* Begin EXERCISE DATA *

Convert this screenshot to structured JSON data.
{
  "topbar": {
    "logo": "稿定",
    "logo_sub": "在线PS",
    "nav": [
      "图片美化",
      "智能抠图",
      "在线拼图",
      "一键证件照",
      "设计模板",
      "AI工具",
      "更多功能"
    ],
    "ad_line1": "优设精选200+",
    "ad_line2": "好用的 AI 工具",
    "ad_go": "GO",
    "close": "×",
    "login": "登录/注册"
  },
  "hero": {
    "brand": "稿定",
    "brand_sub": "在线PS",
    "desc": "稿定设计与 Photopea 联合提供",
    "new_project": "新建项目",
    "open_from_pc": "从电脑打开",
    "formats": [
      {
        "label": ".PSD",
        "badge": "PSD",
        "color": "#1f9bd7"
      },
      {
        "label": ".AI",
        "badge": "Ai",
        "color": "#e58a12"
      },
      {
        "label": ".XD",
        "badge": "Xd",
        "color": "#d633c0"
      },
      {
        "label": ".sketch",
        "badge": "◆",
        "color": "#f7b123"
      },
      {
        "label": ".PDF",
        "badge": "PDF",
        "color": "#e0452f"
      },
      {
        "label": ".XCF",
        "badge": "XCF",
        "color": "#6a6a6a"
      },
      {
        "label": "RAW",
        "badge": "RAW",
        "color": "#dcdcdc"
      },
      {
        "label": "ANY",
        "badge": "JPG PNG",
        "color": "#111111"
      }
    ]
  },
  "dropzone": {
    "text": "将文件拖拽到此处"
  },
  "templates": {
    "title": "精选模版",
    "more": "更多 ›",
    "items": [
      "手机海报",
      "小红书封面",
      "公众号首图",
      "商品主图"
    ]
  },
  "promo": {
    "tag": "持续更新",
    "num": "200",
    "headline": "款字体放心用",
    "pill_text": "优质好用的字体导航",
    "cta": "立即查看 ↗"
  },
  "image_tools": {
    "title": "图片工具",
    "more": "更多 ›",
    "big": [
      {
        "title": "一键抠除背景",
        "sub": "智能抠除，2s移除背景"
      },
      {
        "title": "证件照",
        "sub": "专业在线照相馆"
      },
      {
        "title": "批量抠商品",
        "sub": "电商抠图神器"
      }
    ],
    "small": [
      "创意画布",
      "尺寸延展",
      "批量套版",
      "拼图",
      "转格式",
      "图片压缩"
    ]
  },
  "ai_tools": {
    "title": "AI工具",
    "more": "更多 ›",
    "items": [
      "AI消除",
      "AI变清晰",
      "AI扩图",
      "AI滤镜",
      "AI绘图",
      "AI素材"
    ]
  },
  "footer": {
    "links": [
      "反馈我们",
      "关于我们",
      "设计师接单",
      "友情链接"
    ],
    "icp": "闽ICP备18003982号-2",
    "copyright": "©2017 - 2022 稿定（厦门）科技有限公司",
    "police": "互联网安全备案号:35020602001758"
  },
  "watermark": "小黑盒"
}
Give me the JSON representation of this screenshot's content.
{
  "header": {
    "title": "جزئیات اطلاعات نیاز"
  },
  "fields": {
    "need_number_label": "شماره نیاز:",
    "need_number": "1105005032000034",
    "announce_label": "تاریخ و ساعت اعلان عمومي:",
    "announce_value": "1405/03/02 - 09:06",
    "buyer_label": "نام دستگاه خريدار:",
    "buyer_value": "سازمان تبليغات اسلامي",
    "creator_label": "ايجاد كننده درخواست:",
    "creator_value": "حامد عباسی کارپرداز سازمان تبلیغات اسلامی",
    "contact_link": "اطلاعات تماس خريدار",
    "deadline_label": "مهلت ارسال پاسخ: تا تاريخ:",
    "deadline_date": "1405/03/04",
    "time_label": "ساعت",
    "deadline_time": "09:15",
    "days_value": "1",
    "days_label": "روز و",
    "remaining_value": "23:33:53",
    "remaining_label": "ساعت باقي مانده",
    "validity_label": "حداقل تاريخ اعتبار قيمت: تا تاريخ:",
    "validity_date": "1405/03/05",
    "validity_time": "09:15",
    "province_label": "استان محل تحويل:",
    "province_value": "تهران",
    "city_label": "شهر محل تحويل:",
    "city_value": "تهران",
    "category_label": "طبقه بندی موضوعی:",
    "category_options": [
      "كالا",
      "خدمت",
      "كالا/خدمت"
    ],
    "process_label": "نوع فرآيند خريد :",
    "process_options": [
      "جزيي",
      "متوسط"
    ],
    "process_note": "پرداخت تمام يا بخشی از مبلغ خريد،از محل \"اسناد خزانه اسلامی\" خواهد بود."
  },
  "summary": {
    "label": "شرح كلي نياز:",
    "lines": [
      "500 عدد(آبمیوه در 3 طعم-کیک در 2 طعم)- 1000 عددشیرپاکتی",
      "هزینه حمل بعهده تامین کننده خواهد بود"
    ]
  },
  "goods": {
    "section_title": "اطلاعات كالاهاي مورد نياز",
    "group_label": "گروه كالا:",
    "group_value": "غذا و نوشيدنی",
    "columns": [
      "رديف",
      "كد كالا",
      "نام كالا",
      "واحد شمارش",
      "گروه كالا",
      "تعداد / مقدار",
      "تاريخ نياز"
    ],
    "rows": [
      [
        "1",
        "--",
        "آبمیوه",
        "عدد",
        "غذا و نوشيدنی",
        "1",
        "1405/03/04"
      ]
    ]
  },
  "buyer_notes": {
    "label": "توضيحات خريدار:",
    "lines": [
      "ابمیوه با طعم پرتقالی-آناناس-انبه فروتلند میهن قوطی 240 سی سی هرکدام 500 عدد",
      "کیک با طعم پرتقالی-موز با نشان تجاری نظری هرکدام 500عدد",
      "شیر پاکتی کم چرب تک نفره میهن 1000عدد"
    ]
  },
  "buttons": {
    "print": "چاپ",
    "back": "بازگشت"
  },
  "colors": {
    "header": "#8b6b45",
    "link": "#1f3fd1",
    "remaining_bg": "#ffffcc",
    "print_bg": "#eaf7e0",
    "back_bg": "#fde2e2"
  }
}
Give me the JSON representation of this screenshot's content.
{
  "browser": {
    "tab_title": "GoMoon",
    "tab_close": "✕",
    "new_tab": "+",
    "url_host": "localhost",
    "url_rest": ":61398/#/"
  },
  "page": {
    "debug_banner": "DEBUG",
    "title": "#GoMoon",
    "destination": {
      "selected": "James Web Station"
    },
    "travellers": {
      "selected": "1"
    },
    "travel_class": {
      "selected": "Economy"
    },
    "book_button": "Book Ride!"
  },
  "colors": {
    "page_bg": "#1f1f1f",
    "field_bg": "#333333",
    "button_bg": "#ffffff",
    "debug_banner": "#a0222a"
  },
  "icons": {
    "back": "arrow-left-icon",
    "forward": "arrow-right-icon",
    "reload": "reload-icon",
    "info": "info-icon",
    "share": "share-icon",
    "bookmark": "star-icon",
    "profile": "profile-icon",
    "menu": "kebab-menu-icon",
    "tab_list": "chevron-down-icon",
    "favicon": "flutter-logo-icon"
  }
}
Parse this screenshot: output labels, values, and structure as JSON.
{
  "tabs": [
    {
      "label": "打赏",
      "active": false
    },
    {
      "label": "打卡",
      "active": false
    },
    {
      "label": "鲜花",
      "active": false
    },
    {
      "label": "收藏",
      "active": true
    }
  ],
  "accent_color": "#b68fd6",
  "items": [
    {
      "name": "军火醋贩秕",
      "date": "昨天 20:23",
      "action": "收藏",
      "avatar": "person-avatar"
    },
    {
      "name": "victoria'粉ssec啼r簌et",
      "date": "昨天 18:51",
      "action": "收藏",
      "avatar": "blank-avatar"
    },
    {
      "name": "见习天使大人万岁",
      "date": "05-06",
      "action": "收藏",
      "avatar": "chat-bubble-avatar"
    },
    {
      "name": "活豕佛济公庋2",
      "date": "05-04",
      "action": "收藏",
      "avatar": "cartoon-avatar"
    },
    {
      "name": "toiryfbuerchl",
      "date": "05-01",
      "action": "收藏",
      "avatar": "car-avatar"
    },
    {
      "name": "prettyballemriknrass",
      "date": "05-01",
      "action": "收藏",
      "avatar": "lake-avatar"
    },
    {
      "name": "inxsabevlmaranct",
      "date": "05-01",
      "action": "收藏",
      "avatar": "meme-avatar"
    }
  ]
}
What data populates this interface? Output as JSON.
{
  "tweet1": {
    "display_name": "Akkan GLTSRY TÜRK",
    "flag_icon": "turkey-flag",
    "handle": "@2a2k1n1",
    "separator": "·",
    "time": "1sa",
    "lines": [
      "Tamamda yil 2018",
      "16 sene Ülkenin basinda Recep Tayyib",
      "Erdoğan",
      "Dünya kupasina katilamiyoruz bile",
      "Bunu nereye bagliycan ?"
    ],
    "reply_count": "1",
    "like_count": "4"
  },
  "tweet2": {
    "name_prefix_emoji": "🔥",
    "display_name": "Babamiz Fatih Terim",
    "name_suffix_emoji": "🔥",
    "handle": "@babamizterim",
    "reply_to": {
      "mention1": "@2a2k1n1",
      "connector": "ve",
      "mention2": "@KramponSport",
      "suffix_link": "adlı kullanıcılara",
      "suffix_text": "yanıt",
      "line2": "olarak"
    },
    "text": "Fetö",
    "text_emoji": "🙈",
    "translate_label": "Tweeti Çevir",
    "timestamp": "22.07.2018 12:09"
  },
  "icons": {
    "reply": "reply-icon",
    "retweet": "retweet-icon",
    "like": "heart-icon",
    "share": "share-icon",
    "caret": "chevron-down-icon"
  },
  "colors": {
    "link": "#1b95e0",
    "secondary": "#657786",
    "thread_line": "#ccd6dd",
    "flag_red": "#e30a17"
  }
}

* End EXERCISE DATA *

All lines that include "پرتقالی" are to be gathered and copied.

**OUTPUT OF THE EXERCISE:**
      "ابمیوه با طعم پرتقالی-آناناس-انبه فروتلند میهن قوطی 240 سی سی هرکدام 500 عدد",
      "کیک با طعم پرتقالی-موز با نشان تجاری نظری هرکدام 500عدد",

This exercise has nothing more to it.